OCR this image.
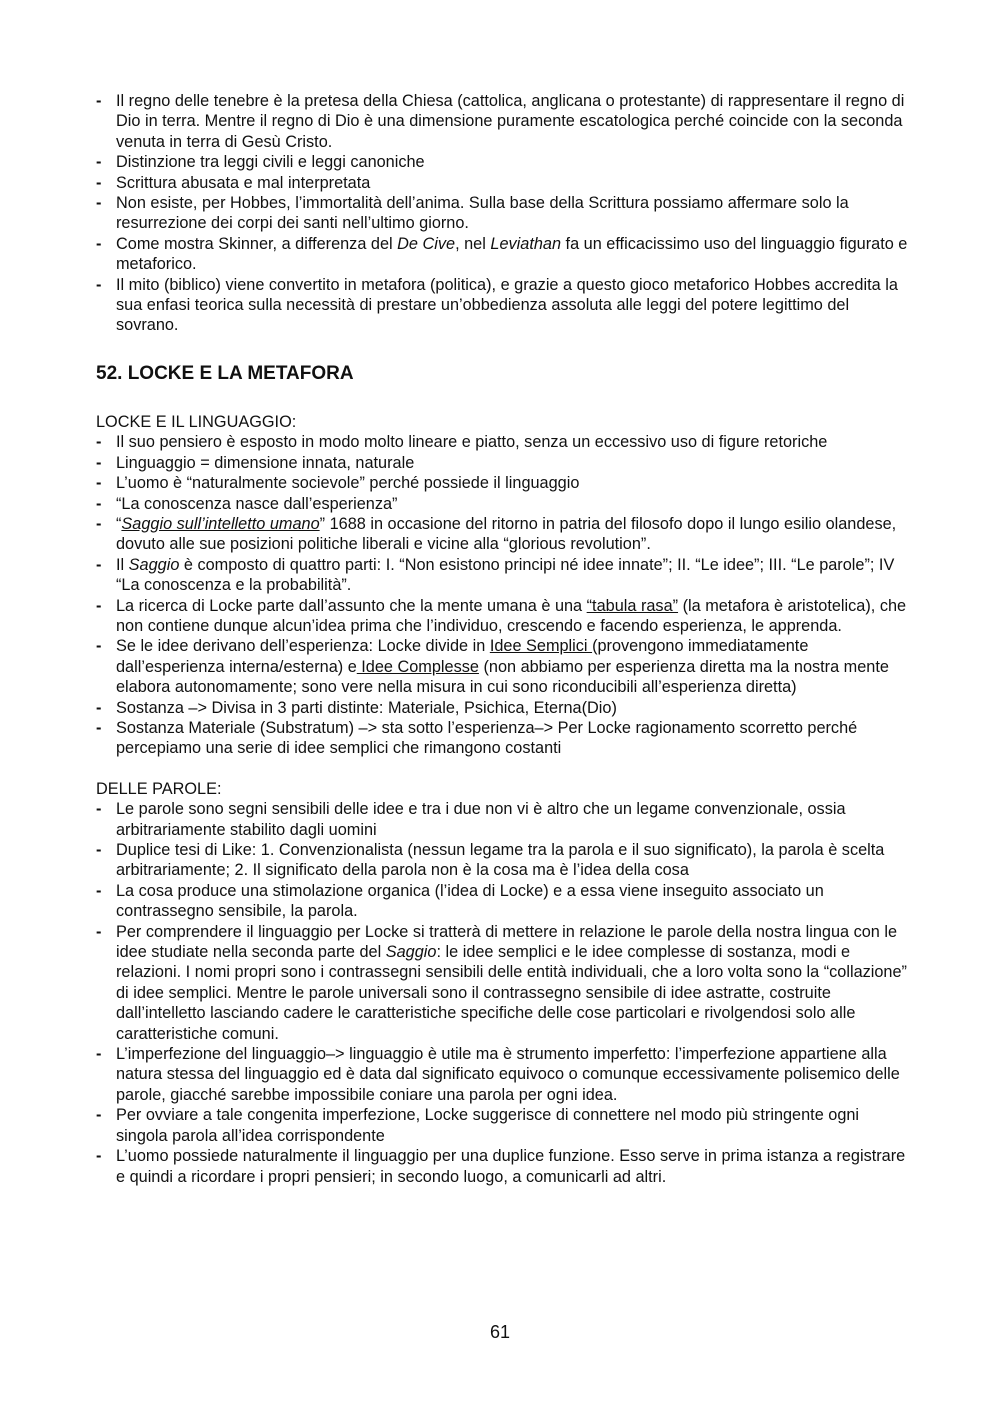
- Il regno delle tenebre è la pretesa della Chiesa (cattolica, anglicana o protestante) di rappresentare il regno di Dio in terra. Mentre il regno di Dio è una dimensione puramente escatologica perché coincide con la seconda venuta in terra di Gesù Cristo.
- Distinzione tra leggi civili e leggi canoniche
- Scrittura abusata e mal interpretata
- Non esiste, per Hobbes, l’immortalità dell’anima. Sulla base della Scrittura possiamo affermare solo la resurrezione dei corpi dei santi nell’ultimo giorno.
- Come mostra Skinner, a differenza del De Cive, nel Leviathan fa un efficacissimo uso del linguaggio figurato e metaforico.
- Il mito (biblico) viene convertito in metafora (politica), e grazie a questo gioco metaforico Hobbes accredita la sua enfasi teorica sulla necessità di prestare un’obbedienza assoluta alle leggi del potere legittimo del sovrano.
52. LOCKE E LA METAFORA
LOCKE E IL LINGUAGGIO:
- Il suo pensiero è esposto in modo molto lineare e piatto, senza un eccessivo uso di figure retoriche
- Linguaggio = dimensione innata, naturale
- L’uomo è “naturalmente socievole” perché possiede il linguaggio
- “La conoscenza nasce dall’esperienza”
- “Saggio sull’intelletto umano” 1688 in occasione del ritorno in patria del filosofo dopo il lungo esilio olandese, dovuto alle sue posizioni politiche liberali e vicine alla “glorious revolution”.
- Il Saggio è composto di quattro parti: I. “Non esistono principi né idee innate”; II. “Le idee”; III. “Le parole”; IV “La conoscenza e la probabilità”.
- La ricerca di Locke parte dall’assunto che la mente umana è una “tabula rasa” (la metafora è aristotelica), che non contiene dunque alcun’idea prima che l’individuo, crescendo e facendo esperienza, le apprenda.
- Se le idee derivano dell’esperienza: Locke divide in Idee Semplici (provengono immediatamente dall’esperienza interna/esterna) e Idee Complesse (non abbiamo per esperienza diretta ma la nostra mente elabora autonomamente; sono vere nella misura in cui sono riconducibili all’esperienza diretta)
- Sostanza –> Divisa in 3 parti distinte: Materiale, Psichica, Eterna(Dio)
- Sostanza Materiale (Substratum) –> sta sotto l’esperienza–> Per Locke ragionamento scorretto perché percepiamo una serie di idee semplici che rimangono costanti
DELLE PAROLE:
- Le parole sono segni sensibili delle idee e tra i due non vi è altro che un legame convenzionale, ossia arbitrariamente stabilito dagli uomini
- Duplice tesi di Like: 1. Convenzionalista (nessun legame tra la parola e il suo significato), la parola è scelta arbitrariamente; 2. Il significato della parola non è la cosa ma è l’idea della cosa
- La cosa produce una stimolazione organica (l’idea di Locke) e a essa viene inseguito associato un contrassegno sensibile, la parola.
- Per comprendere il linguaggio per Locke si tratterà di mettere in relazione le parole della nostra lingua con le idee studiate nella seconda parte del Saggio: le idee semplici e le idee complesse di sostanza, modi e relazioni. I nomi propri sono i contrassegni sensibili delle entità individuali, che a loro volta sono la “collazione” di idee semplici. Mentre le parole universali sono il contrassegno sensibile di idee astratte, costruite dall’intelletto lasciando cadere le caratteristiche specifiche delle cose particolari e rivolgendosi solo alle caratteristiche comuni.
- L’imperfezione del linguaggio–> linguaggio è utile ma è strumento imperfetto: l’imperfezione appartiene alla natura stessa del linguaggio ed è data dal significato equivoco o comunque eccessivamente polisemico delle parole, giacché sarebbe impossibile coniare una parola per ogni idea.
- Per ovviare a tale congenita imperfezione, Locke suggerisce di connettere nel modo più stringente ogni singola parola all’idea corrispondente
- L’uomo possiede naturalmente il linguaggio per una duplice funzione. Esso serve in prima istanza a registrare e quindi a ricordare i propri pensieri; in secondo luogo, a comunicarli ad altri.
61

**Task prompt**
Copy every line that contains the string "legame".

**Task response**
- Le parole sono segni sensibili delle idee e tra i due non vi è altro che un legame convenzionale, ossia arbitrariamente stabilito dagli uomini
- Duplice tesi di Like: 1. Convenzionalista (nessun legame tra la parola e il suo significato), la parola è scelta arbitrariamente; 2. Il significato della parola non è la cosa ma è l’idea della cosa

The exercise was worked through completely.